**REQUIREMENTS**
Find the lines containing the word "source" and copy every one of them.

**INPUT RECORDS**
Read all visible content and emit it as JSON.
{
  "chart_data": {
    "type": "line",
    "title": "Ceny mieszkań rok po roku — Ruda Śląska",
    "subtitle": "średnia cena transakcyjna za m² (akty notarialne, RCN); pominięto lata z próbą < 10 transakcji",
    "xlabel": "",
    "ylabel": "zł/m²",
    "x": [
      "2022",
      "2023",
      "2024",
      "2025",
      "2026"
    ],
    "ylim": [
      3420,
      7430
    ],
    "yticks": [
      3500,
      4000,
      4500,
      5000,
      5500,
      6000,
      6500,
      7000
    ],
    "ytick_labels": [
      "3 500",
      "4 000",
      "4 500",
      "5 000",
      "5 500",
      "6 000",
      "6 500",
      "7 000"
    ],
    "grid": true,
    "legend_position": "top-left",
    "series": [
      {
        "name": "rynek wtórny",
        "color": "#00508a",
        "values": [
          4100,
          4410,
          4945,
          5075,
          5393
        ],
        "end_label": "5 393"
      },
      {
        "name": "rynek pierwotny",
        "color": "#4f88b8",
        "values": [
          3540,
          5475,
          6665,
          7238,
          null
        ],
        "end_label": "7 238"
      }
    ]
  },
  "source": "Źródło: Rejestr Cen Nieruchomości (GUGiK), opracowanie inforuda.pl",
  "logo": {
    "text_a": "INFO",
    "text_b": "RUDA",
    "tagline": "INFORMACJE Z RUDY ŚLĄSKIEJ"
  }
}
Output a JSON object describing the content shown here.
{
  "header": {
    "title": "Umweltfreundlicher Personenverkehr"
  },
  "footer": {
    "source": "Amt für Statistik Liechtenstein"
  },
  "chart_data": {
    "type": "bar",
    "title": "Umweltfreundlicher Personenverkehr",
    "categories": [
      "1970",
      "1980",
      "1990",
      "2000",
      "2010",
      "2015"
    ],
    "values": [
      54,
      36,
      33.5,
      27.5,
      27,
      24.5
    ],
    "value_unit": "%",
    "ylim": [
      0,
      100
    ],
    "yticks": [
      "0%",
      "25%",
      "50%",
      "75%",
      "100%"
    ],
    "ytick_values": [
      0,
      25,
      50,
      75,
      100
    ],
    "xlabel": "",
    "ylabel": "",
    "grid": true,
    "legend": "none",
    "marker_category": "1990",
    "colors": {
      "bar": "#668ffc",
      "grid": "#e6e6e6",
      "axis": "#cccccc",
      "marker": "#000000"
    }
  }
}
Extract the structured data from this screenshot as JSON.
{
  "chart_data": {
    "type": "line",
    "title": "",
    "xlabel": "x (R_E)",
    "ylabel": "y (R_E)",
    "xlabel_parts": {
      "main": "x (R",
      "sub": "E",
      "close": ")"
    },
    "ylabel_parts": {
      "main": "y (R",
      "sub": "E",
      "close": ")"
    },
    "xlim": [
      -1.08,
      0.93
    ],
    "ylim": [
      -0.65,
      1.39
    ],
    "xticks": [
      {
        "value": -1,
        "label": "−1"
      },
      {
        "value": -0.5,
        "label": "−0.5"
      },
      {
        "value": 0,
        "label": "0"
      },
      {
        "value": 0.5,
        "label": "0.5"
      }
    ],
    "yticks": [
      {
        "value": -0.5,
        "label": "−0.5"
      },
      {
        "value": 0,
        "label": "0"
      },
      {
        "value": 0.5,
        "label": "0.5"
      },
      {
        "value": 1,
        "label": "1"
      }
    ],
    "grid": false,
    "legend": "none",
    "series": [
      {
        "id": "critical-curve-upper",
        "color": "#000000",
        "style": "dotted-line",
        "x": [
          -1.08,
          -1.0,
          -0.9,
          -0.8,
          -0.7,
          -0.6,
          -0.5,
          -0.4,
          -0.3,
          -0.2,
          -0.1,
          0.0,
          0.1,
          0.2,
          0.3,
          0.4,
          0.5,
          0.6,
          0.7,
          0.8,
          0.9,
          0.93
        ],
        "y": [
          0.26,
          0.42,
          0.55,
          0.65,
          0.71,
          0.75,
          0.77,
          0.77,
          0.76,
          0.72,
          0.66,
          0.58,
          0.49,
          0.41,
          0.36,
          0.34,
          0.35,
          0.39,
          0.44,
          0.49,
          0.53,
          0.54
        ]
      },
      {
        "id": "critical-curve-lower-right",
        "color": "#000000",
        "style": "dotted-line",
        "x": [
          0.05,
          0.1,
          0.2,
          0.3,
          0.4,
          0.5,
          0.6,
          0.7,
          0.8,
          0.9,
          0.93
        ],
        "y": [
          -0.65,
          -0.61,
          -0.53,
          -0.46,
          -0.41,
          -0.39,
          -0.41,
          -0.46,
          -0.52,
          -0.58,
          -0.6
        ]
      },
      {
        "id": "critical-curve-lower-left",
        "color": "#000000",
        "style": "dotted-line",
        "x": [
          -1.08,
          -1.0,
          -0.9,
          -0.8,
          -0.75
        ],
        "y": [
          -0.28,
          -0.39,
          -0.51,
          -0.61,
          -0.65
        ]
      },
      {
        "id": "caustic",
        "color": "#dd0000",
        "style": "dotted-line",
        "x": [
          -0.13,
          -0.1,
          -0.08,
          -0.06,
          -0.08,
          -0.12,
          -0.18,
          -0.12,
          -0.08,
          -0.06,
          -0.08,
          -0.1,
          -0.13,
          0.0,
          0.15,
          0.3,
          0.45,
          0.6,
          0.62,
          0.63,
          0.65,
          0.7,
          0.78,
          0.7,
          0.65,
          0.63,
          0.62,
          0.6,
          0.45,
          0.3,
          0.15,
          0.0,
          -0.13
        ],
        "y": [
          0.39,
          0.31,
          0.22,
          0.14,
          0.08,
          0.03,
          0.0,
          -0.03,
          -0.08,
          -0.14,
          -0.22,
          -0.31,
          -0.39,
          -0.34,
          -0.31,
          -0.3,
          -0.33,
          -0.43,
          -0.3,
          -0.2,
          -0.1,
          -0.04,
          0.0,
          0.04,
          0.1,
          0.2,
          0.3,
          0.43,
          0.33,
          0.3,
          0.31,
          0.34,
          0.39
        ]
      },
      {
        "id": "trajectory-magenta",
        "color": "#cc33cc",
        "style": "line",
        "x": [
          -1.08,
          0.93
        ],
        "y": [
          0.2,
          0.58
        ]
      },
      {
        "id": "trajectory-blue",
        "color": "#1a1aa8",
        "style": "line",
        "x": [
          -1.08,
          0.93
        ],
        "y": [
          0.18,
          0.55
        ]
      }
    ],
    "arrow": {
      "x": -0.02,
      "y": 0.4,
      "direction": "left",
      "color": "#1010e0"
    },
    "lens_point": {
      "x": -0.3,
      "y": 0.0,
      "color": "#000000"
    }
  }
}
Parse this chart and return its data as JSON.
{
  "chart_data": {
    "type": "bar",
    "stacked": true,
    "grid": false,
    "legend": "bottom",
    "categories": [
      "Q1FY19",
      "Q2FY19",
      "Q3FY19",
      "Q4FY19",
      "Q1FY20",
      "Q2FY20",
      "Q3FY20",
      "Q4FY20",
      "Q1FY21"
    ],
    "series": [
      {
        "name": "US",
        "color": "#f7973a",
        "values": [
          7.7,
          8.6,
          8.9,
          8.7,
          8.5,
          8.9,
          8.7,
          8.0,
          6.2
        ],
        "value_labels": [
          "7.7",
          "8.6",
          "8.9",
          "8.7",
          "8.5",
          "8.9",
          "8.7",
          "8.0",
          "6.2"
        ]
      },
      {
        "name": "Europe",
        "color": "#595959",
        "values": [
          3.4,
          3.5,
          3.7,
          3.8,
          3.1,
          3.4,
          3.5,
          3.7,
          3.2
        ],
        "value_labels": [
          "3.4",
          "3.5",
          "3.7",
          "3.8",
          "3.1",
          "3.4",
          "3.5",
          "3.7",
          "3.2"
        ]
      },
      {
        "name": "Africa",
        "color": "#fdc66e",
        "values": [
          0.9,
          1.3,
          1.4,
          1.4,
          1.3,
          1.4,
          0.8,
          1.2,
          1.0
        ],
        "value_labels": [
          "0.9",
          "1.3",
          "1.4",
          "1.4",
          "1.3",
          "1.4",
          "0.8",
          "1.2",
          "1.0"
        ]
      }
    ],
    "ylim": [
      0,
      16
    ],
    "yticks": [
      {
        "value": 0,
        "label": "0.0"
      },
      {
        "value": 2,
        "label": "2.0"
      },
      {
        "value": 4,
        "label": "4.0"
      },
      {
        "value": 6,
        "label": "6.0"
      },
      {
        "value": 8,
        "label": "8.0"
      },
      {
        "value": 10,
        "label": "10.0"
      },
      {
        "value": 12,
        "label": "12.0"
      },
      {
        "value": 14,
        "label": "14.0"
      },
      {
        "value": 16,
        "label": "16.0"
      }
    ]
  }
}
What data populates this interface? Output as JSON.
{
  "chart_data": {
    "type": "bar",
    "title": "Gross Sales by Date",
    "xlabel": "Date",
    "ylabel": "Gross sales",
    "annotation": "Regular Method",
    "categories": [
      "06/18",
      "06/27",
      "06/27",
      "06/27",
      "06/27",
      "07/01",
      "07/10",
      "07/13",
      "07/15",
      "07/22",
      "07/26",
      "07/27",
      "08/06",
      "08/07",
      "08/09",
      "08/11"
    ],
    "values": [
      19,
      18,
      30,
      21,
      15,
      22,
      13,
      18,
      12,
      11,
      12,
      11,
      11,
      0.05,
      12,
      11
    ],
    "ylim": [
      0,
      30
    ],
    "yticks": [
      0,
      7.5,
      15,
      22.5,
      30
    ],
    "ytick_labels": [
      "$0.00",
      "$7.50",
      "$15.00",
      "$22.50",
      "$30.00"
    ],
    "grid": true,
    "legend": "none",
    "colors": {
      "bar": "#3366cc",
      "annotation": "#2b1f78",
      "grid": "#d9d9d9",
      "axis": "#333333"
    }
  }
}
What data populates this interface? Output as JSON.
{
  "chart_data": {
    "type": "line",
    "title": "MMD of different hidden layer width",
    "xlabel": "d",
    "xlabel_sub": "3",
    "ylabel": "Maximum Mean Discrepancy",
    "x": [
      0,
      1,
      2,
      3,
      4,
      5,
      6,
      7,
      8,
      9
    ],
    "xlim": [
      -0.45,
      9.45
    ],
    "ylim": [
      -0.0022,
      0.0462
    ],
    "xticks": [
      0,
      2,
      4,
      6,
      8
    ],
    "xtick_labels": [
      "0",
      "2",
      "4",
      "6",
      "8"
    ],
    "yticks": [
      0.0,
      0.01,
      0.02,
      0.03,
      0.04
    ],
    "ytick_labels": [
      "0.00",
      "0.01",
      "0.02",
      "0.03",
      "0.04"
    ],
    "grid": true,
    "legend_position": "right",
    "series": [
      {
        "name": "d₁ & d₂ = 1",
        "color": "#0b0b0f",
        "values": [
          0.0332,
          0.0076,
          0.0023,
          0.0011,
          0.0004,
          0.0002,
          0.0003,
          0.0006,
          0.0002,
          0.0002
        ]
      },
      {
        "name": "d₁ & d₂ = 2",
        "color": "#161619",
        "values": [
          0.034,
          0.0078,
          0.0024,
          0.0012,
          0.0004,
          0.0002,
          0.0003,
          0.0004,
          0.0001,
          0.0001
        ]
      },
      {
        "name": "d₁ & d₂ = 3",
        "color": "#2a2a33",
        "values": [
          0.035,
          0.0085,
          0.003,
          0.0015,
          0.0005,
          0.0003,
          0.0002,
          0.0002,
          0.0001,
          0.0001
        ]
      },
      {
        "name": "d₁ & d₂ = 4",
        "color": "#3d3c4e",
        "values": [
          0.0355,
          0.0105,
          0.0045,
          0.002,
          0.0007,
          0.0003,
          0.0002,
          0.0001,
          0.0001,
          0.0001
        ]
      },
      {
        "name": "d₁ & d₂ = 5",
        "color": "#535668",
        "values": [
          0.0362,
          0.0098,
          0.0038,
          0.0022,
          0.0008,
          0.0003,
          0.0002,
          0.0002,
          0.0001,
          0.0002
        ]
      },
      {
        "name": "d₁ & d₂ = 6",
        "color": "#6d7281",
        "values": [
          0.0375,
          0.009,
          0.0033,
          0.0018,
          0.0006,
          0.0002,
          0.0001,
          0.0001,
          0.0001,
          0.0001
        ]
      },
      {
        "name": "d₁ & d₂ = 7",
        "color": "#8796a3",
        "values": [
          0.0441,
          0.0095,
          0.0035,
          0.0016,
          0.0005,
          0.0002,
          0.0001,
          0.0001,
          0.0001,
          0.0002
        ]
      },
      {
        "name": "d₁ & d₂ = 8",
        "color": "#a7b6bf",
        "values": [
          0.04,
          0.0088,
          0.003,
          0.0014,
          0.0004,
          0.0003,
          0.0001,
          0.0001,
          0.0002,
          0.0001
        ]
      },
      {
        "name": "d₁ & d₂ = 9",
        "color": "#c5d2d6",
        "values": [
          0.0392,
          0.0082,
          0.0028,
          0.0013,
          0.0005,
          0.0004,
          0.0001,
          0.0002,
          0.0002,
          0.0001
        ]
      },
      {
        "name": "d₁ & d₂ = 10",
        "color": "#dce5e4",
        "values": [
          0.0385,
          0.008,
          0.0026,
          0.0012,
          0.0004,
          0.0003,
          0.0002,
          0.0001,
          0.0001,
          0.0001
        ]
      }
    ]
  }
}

**RESULT OF THIS TASK**
  "source": "Źródło: Rejestr Cen Nieruchomości (GUGiK), opracowanie inforuda.pl",
    "source": "Amt für Statistik Liechtenstein"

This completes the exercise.